[BEGIN INFORMATION SHOWN]

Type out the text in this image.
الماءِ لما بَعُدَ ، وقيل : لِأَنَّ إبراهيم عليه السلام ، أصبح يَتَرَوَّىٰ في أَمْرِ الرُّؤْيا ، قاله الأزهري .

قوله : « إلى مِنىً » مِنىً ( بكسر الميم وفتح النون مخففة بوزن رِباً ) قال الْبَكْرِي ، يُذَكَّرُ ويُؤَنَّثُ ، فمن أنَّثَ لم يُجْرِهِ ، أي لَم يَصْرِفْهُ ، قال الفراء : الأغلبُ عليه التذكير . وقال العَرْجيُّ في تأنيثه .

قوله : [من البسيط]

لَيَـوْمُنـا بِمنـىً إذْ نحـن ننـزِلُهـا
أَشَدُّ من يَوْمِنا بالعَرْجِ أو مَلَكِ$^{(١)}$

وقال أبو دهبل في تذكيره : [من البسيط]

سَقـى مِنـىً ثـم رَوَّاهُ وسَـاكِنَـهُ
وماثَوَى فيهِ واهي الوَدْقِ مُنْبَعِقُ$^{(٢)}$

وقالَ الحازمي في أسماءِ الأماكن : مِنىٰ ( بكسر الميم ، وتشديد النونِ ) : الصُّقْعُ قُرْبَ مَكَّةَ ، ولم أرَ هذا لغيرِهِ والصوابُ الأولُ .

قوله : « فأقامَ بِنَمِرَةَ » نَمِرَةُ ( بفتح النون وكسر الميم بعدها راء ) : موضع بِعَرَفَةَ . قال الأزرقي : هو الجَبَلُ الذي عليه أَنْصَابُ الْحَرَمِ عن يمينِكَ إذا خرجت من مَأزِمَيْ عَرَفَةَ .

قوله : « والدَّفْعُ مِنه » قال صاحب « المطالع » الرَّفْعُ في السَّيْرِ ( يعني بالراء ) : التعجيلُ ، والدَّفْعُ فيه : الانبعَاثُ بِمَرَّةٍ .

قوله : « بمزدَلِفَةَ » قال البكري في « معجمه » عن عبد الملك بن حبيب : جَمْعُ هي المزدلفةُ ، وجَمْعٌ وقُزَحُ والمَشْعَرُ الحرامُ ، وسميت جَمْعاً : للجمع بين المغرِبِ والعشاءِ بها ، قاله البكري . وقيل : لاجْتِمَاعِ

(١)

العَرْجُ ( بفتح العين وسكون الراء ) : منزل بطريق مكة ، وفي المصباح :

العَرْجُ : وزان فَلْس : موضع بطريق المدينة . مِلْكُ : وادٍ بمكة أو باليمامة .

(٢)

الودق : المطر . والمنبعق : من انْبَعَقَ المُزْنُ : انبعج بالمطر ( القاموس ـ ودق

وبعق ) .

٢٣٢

[END INFORMATION SHOWN]
[BEGIN INFORMATION SHOWN]

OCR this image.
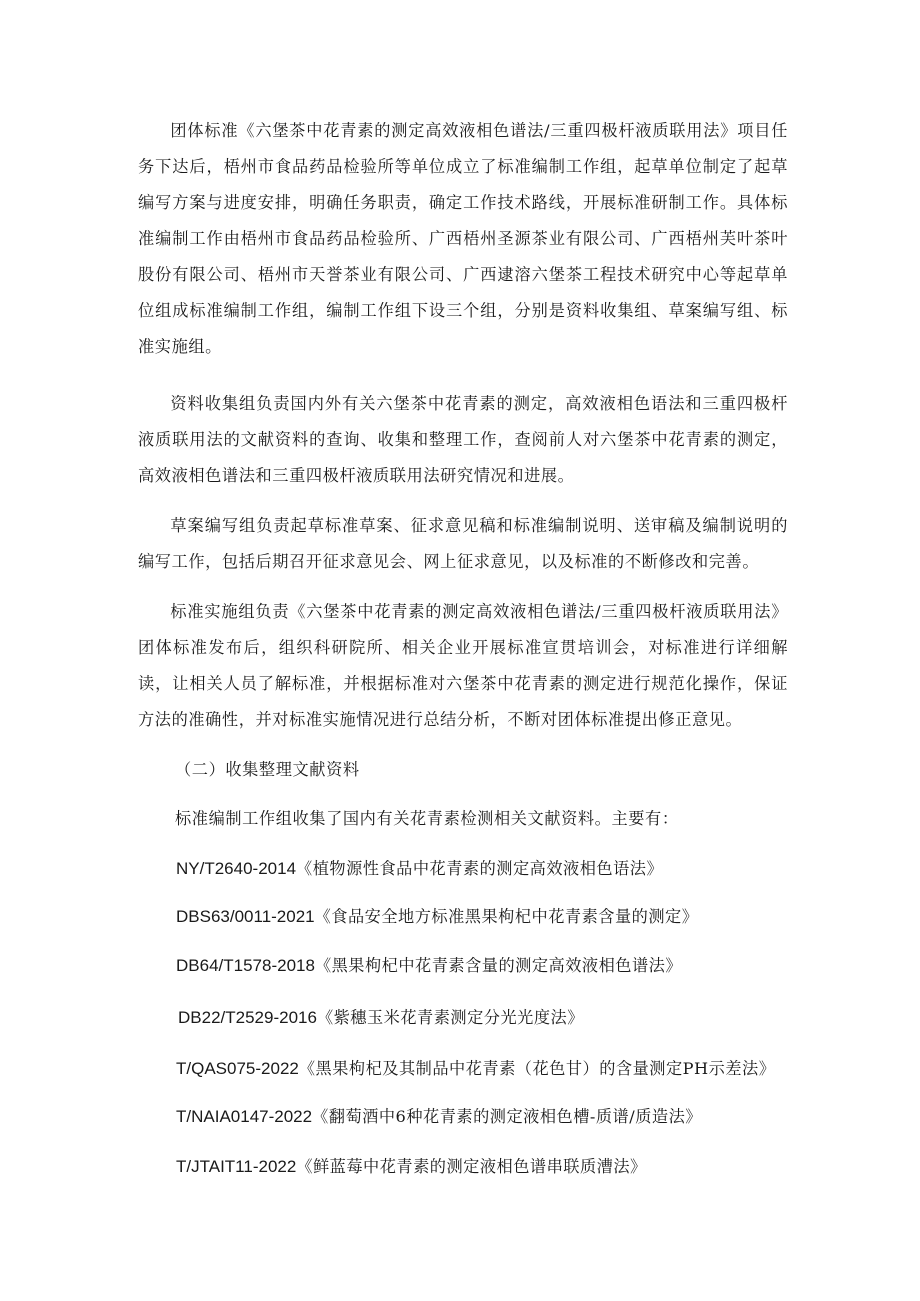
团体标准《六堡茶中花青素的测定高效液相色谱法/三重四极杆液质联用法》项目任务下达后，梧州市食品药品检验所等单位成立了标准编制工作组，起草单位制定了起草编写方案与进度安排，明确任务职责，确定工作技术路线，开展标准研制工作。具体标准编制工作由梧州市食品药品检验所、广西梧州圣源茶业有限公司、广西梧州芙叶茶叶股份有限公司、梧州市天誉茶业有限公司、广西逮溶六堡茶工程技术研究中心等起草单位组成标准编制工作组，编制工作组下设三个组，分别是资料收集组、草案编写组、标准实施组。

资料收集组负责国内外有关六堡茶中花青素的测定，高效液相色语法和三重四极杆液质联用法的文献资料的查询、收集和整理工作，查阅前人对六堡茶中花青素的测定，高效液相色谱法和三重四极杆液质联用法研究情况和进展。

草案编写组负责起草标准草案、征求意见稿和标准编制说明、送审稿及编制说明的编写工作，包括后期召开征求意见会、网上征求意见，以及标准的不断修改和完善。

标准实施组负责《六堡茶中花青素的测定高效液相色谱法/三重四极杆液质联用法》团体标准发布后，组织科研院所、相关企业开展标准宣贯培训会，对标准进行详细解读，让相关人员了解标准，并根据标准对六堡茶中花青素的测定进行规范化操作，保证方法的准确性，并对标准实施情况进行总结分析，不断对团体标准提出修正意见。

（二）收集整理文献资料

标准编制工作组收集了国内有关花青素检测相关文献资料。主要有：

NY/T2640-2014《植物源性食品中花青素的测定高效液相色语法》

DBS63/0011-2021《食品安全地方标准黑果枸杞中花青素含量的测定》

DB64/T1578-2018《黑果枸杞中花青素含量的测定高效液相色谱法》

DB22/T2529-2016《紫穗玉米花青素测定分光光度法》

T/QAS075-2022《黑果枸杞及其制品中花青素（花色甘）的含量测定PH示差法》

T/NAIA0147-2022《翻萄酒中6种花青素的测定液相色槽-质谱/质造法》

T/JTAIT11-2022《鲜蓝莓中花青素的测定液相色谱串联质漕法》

[END INFORMATION SHOWN]

Return every line containing "قاله".

الماءِ لما بَعُدَ ، وقيل : لِأَنَّ إبراهيم عليه السلام ، أصبح يَتَرَوَّىٰ في أَمْرِ الرُّؤْيا ، قاله الأزهري .
قوله : « بمزدَلِفَةَ » قال البكري في « معجمه » عن عبد الملك بن حبيب : جَمْعُ هي المزدلفةُ ، وجَمْعٌ وقُزَحُ والمَشْعَرُ الحرامُ ، وسميت جَمْعاً : للجمع بين المغرِبِ والعشاءِ بها ، قاله البكري . وقيل : لاجْتِمَاعِ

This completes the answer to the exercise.